TASK TO COMPLETE →
Pull out every line in the entries below that contains the string "logo". Case counts.

Labeled box records:
┌──

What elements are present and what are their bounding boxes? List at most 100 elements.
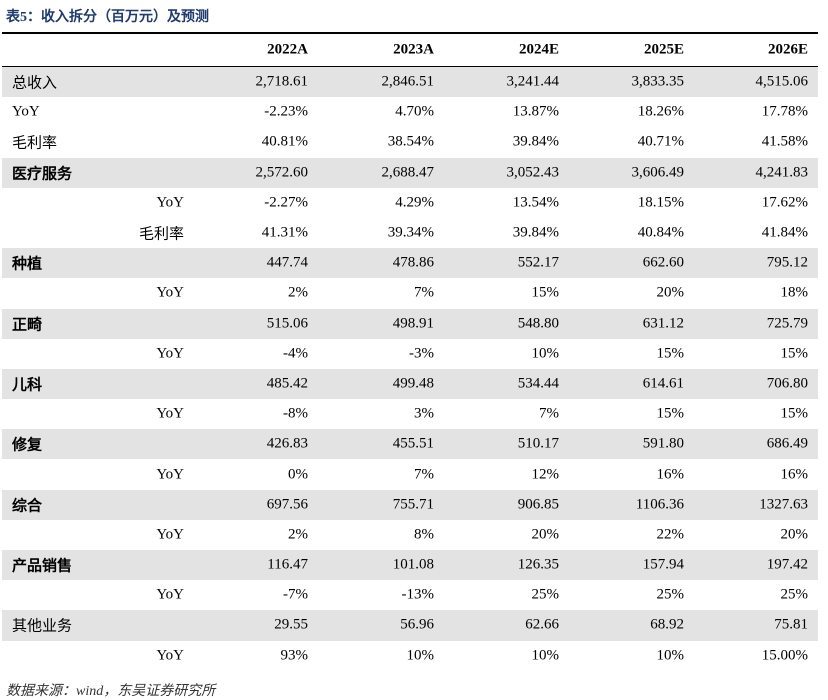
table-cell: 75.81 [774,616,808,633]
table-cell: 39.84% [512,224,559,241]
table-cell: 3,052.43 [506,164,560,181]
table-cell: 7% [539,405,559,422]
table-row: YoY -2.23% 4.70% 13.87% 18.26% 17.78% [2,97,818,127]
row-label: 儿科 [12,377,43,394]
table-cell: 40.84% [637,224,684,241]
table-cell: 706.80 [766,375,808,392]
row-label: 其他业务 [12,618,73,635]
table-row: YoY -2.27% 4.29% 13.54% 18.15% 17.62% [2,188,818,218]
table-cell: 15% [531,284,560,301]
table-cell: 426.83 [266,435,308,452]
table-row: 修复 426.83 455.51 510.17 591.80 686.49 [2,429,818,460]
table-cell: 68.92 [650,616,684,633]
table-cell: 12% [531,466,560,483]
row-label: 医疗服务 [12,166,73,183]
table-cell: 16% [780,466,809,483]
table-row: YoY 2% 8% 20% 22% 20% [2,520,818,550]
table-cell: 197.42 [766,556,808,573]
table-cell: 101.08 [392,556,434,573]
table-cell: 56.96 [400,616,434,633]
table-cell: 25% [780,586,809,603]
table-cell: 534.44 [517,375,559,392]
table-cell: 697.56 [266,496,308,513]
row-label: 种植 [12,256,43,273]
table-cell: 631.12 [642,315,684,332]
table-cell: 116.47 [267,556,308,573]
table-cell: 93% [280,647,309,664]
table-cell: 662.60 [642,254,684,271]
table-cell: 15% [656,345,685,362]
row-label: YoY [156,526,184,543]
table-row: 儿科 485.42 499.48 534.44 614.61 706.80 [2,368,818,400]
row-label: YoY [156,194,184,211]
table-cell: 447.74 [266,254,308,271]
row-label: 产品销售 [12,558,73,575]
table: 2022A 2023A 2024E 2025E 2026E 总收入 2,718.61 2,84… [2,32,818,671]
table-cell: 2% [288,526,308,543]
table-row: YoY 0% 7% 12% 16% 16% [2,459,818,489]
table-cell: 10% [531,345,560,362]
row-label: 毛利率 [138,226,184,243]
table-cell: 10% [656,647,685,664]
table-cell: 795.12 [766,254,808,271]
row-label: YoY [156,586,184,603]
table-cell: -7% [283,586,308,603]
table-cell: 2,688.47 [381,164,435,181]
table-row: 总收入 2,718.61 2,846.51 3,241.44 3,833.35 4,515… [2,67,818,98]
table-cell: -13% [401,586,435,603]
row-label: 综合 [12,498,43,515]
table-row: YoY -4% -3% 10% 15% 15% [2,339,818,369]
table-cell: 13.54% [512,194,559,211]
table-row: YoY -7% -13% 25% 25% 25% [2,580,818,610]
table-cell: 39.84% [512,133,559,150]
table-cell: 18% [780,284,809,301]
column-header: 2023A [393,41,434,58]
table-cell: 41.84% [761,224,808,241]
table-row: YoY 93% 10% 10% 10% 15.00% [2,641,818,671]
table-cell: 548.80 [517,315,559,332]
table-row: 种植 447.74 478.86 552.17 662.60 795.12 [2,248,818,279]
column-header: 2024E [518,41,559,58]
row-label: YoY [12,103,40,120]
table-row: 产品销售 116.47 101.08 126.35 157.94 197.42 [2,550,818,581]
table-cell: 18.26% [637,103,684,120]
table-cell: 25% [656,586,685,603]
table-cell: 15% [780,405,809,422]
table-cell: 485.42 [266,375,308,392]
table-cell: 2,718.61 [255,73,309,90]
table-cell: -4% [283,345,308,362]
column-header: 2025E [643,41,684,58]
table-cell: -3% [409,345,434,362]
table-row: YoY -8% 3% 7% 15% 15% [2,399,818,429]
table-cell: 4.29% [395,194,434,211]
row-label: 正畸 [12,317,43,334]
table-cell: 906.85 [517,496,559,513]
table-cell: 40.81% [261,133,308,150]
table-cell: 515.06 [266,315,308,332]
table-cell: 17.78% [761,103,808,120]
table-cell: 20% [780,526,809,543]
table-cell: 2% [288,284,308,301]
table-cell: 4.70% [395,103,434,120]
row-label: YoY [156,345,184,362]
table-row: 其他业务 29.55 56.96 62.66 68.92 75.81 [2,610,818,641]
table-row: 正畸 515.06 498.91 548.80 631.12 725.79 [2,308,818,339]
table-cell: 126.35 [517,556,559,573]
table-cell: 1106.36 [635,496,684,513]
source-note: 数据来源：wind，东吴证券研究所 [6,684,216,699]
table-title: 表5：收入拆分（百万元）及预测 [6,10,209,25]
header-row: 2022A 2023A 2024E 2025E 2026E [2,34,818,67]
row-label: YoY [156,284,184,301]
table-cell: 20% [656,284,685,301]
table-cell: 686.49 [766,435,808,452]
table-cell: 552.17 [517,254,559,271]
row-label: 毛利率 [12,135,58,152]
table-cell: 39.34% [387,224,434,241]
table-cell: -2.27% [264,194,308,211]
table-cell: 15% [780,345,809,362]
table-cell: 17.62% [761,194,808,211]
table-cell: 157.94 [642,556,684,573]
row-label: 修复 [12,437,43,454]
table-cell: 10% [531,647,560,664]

└──
┌──

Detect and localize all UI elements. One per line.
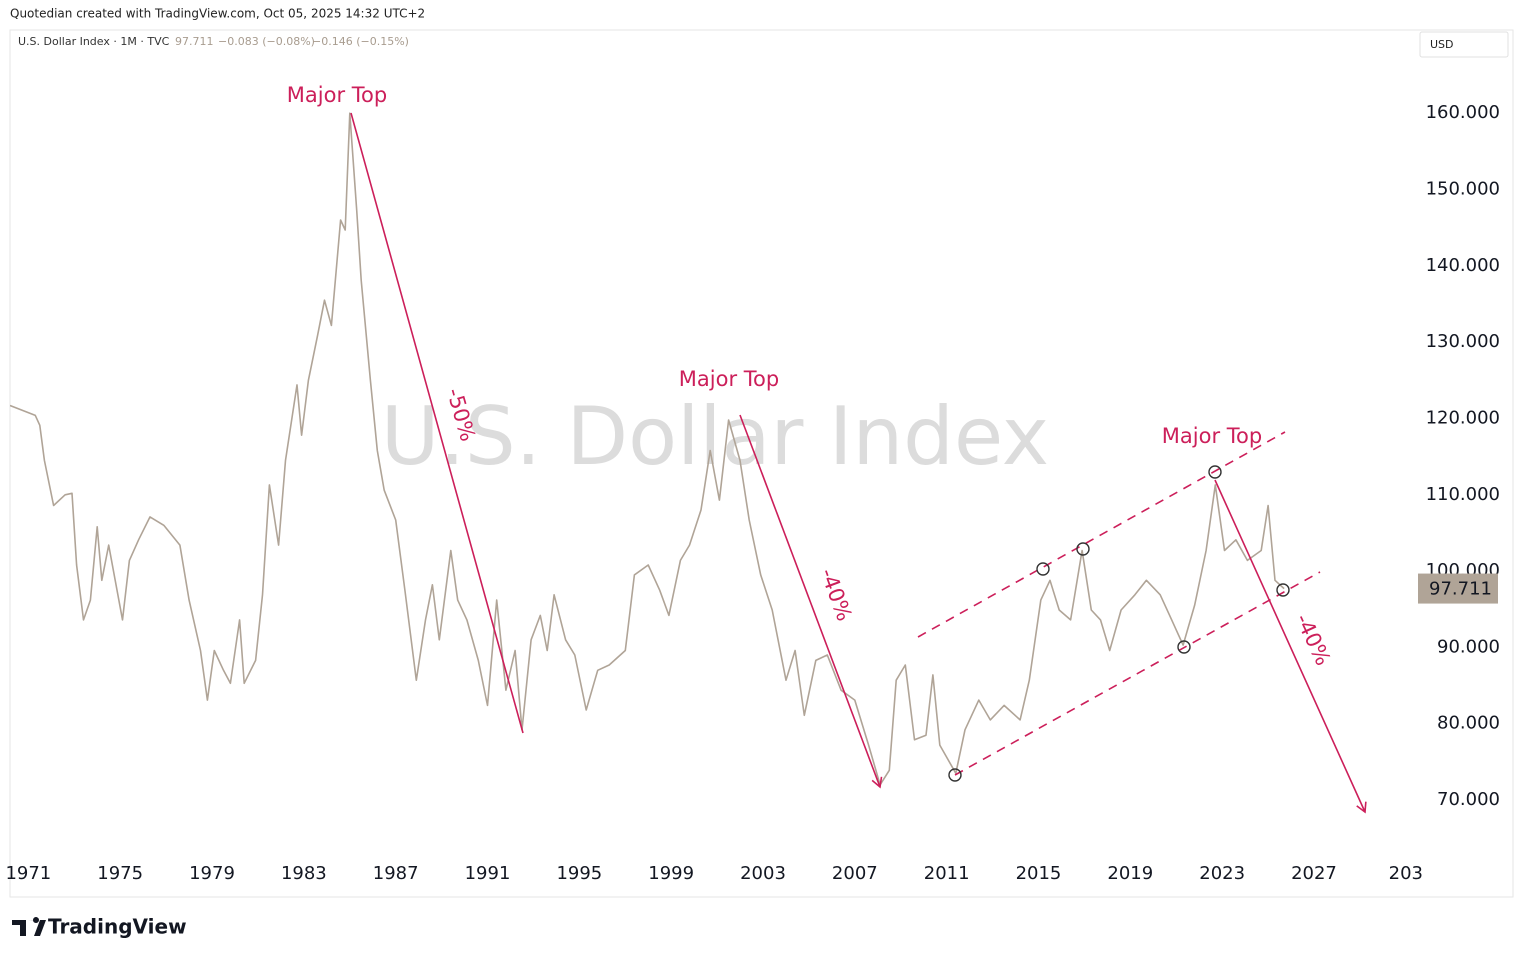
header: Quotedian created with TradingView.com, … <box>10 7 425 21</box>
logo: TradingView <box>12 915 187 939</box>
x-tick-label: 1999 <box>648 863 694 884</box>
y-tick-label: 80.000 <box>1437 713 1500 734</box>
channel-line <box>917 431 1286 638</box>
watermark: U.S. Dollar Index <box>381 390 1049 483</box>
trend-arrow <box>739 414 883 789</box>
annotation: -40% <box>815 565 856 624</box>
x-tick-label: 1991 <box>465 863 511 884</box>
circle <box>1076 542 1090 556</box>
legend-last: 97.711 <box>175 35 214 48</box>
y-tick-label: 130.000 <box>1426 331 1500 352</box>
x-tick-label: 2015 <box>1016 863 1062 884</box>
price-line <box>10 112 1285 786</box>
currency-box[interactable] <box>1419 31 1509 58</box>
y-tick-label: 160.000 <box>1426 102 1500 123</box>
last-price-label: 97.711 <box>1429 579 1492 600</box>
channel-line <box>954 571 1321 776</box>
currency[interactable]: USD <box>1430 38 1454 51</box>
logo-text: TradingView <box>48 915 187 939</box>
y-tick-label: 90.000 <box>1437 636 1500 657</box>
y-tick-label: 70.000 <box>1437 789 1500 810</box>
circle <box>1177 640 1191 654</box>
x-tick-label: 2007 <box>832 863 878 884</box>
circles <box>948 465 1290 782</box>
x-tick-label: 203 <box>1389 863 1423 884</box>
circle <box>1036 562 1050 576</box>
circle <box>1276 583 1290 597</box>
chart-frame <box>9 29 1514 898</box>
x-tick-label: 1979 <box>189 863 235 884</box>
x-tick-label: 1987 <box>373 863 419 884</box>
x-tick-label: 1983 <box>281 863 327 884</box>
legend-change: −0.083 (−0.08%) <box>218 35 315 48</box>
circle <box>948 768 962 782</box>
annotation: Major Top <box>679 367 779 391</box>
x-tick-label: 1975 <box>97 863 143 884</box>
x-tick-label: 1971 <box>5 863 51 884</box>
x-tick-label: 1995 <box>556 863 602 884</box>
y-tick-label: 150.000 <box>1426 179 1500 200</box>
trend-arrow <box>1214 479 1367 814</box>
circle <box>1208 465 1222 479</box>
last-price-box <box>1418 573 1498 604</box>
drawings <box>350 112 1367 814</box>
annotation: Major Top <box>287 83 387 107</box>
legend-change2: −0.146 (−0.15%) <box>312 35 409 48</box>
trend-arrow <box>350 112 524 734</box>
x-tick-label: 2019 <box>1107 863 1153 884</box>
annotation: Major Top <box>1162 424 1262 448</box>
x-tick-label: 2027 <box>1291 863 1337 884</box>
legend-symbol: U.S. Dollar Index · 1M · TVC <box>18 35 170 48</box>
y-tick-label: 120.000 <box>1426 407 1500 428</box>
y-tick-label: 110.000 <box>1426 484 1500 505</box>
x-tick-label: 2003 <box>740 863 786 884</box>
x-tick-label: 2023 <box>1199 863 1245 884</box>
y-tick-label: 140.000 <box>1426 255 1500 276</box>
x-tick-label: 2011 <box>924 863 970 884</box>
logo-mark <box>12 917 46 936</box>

└──
┌──

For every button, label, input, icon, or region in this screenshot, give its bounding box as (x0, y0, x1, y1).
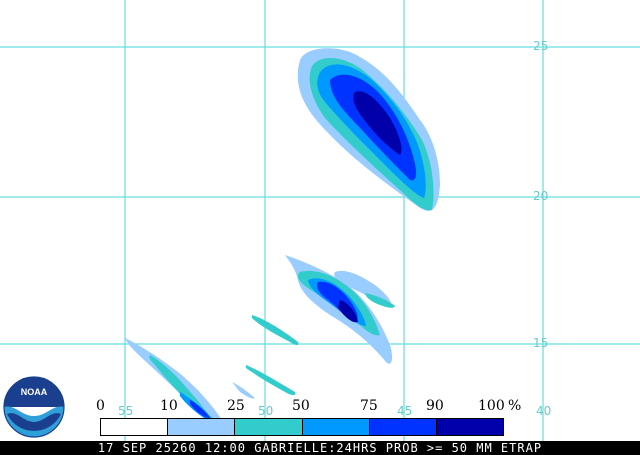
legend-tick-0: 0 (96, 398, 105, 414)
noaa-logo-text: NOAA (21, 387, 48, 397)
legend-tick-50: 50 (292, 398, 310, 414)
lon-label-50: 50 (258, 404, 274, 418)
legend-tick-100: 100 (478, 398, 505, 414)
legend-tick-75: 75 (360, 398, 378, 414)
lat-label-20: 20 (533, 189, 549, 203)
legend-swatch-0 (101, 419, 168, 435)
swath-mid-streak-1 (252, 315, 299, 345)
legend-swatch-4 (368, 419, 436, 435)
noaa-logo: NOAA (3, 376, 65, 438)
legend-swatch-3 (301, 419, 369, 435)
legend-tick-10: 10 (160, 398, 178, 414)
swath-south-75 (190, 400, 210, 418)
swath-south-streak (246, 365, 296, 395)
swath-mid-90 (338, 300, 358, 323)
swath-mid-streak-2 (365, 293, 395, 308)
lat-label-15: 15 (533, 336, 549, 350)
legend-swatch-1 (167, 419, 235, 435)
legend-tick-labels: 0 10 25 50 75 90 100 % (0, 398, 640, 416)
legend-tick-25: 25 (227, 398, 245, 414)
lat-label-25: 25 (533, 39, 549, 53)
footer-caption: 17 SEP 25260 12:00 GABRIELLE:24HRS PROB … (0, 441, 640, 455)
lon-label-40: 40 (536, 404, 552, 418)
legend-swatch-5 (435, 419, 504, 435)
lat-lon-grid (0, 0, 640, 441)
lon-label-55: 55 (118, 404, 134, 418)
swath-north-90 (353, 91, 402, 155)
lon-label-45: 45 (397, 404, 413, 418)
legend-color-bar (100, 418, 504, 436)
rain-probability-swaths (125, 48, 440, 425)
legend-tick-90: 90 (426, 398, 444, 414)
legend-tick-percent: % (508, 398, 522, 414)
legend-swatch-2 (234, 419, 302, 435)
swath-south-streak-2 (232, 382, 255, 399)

└──

FINAL RESULT →
logo: TradingView <box>12 915 187 939</box>
logo-text: TradingView <box>48 915 187 939</box>
logo-mark <box>12 917 46 936</box>
noaa-logo-text: NOAA (21, 387, 48, 397)
noaa-logo: NOAA (3, 376, 65, 438)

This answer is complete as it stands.